Task to complete –
Pick out every line in the data below that holds "false".

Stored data
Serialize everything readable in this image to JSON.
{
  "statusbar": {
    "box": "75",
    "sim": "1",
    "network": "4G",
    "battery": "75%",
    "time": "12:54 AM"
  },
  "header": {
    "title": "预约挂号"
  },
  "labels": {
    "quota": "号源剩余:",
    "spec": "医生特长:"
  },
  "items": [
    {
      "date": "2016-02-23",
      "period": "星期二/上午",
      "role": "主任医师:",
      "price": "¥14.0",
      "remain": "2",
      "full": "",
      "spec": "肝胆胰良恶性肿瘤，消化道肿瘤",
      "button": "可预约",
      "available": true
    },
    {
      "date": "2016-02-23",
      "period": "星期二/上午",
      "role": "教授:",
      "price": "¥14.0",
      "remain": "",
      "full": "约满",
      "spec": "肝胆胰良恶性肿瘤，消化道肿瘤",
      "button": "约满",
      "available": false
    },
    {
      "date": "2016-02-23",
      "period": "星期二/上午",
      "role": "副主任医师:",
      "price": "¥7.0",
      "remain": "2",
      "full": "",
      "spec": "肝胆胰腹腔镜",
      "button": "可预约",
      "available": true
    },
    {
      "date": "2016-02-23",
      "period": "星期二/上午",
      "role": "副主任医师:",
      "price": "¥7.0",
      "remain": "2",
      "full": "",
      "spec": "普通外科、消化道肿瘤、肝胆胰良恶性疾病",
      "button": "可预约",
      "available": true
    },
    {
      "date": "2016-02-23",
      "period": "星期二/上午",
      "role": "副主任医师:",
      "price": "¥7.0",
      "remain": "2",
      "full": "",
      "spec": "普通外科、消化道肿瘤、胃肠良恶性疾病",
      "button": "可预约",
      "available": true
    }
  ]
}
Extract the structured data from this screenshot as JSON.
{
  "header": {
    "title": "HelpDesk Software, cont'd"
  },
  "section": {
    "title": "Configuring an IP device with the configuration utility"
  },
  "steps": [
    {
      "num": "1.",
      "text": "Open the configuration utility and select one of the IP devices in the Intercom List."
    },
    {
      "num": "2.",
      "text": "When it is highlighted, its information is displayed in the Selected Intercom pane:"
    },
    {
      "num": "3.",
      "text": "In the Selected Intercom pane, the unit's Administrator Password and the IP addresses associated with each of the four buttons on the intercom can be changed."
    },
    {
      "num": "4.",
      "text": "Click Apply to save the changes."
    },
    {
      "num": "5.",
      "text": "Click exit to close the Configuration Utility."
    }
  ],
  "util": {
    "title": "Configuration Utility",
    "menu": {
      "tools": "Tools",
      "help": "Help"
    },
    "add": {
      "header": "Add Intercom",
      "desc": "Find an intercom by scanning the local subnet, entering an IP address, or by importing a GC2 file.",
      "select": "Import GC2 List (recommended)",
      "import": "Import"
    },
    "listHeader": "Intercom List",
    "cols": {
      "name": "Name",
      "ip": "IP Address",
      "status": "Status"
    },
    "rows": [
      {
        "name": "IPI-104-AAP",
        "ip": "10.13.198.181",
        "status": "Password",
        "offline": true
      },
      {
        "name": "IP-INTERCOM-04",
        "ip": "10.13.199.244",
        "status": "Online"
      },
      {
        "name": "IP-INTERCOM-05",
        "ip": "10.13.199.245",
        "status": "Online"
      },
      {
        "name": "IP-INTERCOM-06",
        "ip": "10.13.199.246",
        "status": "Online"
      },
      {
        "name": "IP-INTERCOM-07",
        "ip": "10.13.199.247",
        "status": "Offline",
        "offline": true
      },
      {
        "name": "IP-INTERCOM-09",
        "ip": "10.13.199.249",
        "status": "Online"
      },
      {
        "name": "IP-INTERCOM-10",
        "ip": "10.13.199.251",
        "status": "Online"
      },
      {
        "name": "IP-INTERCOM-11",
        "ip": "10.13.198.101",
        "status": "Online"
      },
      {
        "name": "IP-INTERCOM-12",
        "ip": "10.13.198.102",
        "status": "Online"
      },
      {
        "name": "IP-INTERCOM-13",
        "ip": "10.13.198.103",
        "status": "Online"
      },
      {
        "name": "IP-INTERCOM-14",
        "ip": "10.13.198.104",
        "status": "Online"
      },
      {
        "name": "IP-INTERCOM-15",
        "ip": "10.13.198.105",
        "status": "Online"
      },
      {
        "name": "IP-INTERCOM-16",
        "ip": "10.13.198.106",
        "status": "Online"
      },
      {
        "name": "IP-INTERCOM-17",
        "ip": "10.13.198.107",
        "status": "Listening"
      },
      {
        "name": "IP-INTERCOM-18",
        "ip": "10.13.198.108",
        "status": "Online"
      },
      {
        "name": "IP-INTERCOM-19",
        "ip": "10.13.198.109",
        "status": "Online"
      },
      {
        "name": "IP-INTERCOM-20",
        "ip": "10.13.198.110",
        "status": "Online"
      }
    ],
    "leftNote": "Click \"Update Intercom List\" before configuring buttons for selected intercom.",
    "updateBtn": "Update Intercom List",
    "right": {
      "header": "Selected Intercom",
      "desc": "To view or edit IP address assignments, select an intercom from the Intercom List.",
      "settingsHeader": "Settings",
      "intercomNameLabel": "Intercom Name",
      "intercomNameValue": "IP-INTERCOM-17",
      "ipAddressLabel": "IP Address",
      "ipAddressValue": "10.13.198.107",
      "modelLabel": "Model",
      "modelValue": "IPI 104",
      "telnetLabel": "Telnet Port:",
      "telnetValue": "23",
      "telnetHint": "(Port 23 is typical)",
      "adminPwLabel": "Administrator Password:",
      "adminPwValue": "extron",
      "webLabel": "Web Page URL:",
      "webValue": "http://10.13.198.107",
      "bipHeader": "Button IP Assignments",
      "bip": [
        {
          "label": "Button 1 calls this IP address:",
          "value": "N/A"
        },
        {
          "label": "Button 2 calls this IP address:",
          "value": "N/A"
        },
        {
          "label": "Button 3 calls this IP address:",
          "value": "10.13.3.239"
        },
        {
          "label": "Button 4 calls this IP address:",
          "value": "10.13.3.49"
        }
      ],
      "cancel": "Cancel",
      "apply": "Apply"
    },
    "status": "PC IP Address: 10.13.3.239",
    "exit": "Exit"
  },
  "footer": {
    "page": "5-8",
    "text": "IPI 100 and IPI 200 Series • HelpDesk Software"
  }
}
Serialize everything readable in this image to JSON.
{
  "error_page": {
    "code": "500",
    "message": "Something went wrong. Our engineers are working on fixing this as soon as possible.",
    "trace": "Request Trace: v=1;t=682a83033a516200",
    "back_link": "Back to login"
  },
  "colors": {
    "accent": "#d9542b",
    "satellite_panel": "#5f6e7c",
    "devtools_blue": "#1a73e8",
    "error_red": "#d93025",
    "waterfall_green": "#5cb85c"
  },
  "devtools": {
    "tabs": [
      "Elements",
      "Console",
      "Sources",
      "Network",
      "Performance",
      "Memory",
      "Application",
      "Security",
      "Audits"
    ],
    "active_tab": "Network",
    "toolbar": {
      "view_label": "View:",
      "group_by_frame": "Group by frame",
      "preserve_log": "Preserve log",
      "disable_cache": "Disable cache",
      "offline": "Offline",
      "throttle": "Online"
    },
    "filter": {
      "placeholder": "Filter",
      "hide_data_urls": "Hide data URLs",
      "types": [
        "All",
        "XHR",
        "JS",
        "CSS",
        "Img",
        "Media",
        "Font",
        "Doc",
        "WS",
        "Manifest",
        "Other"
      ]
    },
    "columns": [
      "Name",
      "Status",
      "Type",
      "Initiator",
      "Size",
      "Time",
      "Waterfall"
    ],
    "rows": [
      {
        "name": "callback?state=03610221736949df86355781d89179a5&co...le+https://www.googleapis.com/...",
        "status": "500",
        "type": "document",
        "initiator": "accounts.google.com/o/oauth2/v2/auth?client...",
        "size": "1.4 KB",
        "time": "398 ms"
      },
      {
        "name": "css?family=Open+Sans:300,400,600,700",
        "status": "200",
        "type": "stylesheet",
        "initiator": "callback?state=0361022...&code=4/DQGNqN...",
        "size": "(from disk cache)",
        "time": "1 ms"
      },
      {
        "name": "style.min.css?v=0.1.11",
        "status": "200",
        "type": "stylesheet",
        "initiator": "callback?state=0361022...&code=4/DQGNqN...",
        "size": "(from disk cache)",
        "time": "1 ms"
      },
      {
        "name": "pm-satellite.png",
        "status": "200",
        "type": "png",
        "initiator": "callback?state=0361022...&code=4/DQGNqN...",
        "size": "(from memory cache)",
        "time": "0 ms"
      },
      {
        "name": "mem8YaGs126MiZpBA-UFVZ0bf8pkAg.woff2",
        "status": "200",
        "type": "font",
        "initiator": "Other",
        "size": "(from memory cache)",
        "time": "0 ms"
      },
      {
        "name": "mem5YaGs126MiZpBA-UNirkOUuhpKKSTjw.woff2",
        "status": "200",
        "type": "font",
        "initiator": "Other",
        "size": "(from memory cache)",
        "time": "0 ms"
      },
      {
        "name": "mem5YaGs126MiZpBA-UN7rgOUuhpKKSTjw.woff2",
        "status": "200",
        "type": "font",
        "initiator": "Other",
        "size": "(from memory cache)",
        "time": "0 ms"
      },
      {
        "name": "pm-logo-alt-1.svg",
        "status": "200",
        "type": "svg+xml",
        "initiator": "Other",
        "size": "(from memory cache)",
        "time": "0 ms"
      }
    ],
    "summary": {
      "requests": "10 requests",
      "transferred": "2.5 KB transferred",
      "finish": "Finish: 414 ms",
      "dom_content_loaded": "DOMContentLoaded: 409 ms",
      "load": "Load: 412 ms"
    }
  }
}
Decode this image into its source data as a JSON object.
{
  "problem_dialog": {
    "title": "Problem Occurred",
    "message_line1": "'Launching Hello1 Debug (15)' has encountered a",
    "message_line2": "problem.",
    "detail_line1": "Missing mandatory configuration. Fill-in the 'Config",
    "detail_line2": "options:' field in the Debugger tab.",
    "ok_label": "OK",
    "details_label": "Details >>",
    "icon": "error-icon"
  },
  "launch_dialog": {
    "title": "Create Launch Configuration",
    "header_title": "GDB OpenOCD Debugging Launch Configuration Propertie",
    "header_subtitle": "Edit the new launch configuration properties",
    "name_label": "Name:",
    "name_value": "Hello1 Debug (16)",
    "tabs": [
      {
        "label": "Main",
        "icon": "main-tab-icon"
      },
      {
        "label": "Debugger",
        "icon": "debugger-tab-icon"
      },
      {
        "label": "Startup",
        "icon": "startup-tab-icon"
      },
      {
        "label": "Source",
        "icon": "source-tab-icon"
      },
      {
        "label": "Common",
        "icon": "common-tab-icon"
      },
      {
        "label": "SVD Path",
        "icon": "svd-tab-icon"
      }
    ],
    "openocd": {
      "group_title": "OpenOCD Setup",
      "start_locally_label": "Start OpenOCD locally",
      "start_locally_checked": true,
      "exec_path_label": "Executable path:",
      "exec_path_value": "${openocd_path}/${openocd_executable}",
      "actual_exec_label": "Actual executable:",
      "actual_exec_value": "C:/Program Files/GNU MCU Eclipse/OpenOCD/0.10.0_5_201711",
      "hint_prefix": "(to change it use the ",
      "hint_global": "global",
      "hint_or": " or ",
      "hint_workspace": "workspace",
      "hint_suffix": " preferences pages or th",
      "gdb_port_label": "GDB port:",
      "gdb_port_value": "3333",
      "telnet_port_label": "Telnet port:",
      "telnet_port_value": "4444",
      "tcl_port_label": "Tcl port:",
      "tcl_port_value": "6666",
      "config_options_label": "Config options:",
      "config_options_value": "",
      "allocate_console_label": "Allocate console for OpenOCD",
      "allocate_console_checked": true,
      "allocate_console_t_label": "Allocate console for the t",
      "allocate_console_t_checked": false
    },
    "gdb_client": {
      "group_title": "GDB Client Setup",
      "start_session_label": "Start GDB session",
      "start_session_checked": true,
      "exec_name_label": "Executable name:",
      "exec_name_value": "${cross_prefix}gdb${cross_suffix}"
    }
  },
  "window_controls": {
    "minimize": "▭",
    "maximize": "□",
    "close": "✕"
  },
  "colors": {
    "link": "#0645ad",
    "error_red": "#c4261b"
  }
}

Task output –
      "available": false
      "allocate_console_t_checked": false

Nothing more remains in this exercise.